Problem description
Locate each line below that includes "type" and reproduce it.
+++++
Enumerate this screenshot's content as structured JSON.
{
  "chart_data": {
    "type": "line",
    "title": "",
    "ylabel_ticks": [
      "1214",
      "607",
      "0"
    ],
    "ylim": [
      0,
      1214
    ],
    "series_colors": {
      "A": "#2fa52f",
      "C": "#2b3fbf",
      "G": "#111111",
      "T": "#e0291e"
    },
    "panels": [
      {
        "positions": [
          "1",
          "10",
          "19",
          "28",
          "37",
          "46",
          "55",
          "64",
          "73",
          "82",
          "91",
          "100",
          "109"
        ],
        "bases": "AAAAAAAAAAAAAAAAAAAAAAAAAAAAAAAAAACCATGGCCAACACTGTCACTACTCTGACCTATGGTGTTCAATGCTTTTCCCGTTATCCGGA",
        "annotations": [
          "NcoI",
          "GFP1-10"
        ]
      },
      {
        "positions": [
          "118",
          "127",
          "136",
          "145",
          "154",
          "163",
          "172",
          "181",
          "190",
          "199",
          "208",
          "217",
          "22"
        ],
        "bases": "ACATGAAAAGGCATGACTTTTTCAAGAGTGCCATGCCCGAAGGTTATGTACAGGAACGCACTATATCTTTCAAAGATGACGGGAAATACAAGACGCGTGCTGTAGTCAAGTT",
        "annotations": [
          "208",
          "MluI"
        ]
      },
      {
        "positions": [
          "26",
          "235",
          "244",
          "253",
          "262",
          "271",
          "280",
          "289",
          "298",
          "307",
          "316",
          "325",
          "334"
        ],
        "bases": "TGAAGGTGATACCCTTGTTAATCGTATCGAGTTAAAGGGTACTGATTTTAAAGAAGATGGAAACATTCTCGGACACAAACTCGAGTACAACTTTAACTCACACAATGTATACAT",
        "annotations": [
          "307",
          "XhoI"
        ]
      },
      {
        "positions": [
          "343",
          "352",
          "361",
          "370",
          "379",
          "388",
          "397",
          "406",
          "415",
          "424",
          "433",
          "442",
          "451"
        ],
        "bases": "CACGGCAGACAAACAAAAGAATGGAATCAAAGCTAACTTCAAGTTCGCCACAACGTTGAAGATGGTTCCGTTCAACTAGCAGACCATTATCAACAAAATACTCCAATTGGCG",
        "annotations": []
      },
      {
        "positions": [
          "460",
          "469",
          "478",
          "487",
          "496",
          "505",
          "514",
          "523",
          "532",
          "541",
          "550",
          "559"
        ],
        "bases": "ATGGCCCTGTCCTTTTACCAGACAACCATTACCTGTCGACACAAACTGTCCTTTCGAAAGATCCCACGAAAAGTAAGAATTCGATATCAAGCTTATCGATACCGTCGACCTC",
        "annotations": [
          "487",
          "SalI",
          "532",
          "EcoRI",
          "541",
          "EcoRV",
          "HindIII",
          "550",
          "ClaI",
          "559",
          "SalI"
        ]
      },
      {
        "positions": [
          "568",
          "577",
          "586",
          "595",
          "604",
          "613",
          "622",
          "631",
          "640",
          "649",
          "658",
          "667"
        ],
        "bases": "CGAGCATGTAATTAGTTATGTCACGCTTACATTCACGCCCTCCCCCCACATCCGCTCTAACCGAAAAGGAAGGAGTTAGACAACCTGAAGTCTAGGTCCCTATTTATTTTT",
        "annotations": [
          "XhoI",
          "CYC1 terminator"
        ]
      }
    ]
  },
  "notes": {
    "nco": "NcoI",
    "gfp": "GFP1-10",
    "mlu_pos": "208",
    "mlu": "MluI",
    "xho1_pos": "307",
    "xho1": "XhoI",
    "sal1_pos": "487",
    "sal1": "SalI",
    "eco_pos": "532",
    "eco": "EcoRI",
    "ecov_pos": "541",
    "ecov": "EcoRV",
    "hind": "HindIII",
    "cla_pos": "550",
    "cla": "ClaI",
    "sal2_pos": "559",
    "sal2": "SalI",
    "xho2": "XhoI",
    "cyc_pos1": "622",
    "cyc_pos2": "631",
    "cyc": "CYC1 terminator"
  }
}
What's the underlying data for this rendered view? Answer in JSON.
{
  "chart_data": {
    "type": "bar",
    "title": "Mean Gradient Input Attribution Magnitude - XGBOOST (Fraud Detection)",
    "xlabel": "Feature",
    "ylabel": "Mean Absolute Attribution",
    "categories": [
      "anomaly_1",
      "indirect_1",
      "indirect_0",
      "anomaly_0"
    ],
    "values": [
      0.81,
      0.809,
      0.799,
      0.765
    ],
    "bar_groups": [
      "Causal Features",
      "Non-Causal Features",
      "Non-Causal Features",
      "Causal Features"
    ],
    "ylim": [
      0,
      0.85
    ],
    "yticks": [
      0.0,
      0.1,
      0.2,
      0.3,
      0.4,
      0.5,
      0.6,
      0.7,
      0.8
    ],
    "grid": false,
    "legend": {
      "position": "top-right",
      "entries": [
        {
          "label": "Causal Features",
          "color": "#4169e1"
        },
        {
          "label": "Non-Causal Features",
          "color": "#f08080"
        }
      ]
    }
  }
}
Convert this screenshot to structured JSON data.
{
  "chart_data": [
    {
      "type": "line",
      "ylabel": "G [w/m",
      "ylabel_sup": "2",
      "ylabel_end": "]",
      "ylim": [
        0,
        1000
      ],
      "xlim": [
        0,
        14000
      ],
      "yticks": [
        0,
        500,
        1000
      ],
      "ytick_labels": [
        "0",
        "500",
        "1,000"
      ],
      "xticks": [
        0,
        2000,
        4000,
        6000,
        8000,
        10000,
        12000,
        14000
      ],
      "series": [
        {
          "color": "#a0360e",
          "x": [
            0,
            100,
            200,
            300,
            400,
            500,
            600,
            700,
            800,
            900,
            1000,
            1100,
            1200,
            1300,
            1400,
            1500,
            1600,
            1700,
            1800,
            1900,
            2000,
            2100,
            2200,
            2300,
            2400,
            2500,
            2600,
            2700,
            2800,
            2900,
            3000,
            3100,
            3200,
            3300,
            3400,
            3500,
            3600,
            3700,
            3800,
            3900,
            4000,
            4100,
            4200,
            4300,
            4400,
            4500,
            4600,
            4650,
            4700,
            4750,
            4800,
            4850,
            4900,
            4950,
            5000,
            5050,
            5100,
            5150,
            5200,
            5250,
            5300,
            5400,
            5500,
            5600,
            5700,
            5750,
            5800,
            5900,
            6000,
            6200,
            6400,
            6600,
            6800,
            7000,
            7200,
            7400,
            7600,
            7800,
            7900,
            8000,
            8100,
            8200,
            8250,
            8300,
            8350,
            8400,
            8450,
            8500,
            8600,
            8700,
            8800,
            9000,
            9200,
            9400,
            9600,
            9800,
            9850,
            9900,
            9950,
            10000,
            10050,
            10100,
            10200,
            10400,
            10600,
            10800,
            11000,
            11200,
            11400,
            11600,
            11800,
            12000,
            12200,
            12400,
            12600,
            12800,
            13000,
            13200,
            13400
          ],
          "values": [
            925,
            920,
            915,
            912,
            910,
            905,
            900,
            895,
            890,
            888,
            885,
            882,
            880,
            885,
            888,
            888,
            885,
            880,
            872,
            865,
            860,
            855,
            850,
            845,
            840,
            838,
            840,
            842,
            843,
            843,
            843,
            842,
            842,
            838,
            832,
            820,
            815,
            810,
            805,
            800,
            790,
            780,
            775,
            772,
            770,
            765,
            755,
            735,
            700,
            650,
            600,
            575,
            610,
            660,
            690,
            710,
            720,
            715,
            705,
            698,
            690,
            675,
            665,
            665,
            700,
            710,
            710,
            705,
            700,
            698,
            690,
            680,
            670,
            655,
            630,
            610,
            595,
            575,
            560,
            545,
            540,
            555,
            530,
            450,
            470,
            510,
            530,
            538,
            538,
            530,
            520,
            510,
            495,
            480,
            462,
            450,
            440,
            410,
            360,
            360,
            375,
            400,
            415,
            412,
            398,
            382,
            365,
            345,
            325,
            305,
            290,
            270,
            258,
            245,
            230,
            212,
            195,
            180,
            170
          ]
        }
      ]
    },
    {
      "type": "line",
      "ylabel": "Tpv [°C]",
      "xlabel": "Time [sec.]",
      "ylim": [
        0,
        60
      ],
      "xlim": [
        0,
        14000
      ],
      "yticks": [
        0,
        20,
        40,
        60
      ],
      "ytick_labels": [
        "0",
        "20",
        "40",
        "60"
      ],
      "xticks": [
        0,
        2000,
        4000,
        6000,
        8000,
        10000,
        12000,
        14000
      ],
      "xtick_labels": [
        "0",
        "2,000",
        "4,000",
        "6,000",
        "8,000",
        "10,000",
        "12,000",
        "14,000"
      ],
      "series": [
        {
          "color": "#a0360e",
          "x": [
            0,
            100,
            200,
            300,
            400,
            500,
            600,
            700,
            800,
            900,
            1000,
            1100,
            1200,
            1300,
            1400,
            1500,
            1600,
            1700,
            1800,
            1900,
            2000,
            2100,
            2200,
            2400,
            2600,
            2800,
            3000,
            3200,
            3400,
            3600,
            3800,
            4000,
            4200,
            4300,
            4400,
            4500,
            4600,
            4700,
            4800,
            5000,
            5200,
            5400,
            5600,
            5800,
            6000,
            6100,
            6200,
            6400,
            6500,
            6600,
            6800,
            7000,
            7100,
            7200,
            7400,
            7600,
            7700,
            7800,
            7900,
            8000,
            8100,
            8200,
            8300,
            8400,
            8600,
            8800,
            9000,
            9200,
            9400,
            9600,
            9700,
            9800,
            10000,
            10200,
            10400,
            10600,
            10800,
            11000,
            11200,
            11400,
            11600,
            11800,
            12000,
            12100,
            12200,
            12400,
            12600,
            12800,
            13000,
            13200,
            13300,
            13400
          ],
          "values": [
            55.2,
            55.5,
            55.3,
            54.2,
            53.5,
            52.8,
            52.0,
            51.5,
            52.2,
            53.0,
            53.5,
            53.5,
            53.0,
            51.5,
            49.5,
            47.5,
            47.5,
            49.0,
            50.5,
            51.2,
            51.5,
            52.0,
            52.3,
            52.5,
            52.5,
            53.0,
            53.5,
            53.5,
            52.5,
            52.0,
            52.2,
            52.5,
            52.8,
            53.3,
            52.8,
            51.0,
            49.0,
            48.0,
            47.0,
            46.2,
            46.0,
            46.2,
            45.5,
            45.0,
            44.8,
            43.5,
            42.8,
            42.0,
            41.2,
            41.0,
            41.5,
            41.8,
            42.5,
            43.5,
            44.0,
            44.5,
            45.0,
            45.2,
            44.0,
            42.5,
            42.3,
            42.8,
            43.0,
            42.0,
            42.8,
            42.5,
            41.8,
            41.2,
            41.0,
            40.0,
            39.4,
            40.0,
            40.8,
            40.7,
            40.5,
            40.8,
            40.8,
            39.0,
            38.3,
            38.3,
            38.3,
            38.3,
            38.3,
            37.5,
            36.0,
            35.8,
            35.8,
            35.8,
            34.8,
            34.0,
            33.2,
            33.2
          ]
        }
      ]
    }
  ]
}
+++++
The solution
    "type": "line",
    "type": "bar",
      "type": "line",
      "type": "line",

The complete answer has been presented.